- [Instructions to follow] Pick every line with "JSON" from the material below.

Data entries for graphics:
⟨

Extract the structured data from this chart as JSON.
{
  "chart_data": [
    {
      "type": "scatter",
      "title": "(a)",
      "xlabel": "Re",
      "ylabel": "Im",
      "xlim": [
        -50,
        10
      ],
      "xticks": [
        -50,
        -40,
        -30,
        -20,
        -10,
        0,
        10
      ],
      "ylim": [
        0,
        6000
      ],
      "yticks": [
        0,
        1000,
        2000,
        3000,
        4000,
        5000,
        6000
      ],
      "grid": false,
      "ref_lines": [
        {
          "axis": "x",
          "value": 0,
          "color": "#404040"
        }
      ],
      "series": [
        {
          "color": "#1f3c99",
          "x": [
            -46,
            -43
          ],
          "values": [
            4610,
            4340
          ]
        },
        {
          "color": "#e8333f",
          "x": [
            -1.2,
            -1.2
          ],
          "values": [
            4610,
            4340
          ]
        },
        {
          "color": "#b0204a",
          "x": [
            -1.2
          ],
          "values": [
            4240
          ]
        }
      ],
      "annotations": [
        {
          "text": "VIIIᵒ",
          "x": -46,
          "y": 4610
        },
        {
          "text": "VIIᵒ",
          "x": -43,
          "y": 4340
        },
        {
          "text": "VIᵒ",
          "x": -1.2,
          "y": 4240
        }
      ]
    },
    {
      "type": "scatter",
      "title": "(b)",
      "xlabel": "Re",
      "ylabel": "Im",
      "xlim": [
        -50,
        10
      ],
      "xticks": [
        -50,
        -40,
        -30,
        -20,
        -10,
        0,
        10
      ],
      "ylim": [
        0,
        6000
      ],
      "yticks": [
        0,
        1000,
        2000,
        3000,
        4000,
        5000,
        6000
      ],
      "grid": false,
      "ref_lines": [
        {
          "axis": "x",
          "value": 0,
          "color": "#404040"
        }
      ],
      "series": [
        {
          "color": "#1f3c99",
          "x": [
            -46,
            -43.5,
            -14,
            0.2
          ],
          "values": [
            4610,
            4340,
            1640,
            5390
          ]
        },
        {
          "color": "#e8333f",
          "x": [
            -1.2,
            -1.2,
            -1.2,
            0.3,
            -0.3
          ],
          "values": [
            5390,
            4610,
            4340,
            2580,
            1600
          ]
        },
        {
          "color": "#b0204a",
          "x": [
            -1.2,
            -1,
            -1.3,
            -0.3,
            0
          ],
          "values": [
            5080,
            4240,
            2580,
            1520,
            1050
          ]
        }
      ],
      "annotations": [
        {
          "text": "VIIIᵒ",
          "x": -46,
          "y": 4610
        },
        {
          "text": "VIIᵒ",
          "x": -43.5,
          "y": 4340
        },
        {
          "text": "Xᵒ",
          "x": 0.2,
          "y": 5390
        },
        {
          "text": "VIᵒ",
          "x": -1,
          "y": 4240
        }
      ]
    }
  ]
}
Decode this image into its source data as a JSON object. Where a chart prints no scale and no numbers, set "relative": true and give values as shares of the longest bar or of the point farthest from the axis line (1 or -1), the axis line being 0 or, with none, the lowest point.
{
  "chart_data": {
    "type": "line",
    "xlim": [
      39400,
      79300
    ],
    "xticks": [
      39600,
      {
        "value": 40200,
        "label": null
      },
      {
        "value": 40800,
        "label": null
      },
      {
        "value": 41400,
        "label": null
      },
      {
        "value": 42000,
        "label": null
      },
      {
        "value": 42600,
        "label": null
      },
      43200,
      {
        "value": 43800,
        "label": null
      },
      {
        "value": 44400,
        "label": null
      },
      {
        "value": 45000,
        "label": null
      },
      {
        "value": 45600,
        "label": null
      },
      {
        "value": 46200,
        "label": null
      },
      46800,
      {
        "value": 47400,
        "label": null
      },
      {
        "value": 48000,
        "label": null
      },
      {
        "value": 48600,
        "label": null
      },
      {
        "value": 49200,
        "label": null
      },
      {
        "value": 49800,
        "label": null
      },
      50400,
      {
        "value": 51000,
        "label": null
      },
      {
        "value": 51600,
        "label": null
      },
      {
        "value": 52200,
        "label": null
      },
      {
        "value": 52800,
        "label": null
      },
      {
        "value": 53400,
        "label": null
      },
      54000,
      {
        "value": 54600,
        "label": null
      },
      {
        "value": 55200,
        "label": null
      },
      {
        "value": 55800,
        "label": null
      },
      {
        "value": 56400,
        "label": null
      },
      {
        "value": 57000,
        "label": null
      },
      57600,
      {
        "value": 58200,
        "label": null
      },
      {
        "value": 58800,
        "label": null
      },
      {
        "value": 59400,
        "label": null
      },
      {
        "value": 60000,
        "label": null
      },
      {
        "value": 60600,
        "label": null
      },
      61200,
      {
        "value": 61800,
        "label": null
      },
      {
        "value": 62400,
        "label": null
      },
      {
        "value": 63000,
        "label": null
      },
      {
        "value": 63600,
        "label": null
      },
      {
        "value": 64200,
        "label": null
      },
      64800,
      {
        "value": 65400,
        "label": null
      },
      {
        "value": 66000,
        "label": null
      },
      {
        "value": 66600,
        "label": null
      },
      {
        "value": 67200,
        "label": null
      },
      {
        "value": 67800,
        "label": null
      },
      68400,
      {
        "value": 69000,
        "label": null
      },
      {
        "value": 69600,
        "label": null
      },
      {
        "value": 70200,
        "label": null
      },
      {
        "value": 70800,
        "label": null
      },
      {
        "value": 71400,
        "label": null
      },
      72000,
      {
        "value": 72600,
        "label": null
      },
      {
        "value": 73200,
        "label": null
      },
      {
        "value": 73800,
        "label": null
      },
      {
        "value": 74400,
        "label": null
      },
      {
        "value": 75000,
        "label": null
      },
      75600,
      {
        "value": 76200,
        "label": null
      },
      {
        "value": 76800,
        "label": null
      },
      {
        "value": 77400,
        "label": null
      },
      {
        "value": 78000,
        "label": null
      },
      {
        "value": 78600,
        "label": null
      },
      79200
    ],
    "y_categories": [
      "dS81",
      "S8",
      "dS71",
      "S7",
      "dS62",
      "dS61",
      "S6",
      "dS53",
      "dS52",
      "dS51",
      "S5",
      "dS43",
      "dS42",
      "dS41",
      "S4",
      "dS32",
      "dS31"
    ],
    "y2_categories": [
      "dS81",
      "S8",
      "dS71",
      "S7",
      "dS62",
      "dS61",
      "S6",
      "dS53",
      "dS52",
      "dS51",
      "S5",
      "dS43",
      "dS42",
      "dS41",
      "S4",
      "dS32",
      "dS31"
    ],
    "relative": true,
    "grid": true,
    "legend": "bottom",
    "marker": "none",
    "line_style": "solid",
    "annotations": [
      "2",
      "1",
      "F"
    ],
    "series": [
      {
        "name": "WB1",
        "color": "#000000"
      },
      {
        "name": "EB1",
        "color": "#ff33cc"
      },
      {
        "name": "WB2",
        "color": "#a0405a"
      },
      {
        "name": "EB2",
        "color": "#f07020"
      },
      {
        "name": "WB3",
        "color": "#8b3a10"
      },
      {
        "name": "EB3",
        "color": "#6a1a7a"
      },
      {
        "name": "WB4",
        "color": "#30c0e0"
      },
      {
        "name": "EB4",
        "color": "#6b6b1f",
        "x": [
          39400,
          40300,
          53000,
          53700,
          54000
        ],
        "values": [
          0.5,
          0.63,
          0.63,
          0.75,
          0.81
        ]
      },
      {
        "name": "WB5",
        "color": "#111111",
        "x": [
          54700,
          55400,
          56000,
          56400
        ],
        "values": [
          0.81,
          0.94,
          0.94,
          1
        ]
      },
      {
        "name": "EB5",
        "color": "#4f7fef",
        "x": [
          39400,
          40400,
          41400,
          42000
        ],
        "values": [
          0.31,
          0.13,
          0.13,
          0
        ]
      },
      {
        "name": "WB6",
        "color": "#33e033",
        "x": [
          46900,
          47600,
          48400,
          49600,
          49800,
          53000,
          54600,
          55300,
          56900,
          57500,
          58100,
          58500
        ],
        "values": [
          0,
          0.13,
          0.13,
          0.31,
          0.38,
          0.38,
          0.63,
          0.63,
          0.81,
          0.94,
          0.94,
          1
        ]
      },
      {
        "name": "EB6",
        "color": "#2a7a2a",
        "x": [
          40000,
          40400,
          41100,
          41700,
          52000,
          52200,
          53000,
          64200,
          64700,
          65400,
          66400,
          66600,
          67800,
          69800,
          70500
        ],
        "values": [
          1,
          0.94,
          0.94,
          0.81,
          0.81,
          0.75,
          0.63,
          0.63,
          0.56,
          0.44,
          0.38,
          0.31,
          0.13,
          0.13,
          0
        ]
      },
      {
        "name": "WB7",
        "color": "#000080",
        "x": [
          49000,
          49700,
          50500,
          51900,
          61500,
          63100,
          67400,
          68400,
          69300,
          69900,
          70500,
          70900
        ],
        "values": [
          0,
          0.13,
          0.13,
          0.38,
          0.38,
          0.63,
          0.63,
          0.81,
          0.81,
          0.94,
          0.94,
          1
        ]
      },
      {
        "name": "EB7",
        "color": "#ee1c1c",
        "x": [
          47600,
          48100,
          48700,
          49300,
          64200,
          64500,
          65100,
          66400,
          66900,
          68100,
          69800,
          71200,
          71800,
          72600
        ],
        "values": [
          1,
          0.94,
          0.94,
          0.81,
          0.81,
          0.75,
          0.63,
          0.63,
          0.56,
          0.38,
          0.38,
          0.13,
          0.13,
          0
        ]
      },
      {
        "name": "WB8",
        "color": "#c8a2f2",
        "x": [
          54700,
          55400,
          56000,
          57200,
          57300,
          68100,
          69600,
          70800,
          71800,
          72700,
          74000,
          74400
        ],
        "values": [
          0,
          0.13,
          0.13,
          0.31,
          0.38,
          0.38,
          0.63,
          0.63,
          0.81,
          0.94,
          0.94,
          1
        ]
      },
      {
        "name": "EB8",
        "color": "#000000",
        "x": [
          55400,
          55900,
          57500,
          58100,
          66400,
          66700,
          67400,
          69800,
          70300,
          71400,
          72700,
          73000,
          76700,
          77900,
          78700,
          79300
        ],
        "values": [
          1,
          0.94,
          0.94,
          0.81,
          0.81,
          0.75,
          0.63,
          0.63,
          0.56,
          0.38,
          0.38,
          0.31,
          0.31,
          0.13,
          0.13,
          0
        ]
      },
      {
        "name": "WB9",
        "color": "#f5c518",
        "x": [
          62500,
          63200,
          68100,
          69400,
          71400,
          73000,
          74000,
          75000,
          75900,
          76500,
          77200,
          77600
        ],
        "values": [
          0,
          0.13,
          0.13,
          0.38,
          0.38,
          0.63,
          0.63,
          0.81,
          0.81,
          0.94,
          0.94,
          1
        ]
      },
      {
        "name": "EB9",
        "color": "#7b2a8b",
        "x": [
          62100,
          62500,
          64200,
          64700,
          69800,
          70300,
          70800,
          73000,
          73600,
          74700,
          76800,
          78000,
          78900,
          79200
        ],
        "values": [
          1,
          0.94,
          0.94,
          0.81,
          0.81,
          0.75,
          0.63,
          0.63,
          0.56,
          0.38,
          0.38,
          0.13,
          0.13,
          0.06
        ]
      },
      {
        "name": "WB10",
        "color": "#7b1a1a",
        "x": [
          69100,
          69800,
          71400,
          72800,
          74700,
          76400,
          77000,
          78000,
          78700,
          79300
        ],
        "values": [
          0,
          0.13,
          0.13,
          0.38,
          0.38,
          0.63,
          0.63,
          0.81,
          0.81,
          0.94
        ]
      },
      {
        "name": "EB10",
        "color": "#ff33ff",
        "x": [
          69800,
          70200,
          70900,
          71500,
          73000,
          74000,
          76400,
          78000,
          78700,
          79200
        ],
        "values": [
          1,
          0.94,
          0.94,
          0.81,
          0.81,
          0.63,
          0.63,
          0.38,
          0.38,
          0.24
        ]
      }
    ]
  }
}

⟩

- [Solution]
Extract the structured data from this chart as JSON.
Decode this image into its source data as a JSON object. Where a chart prints no scale and no numbers, set "relative": true and give values as shares of the longest bar or of the point farthest from the axis line (1 or -1), the axis line being 0 or, with none, the lowest point.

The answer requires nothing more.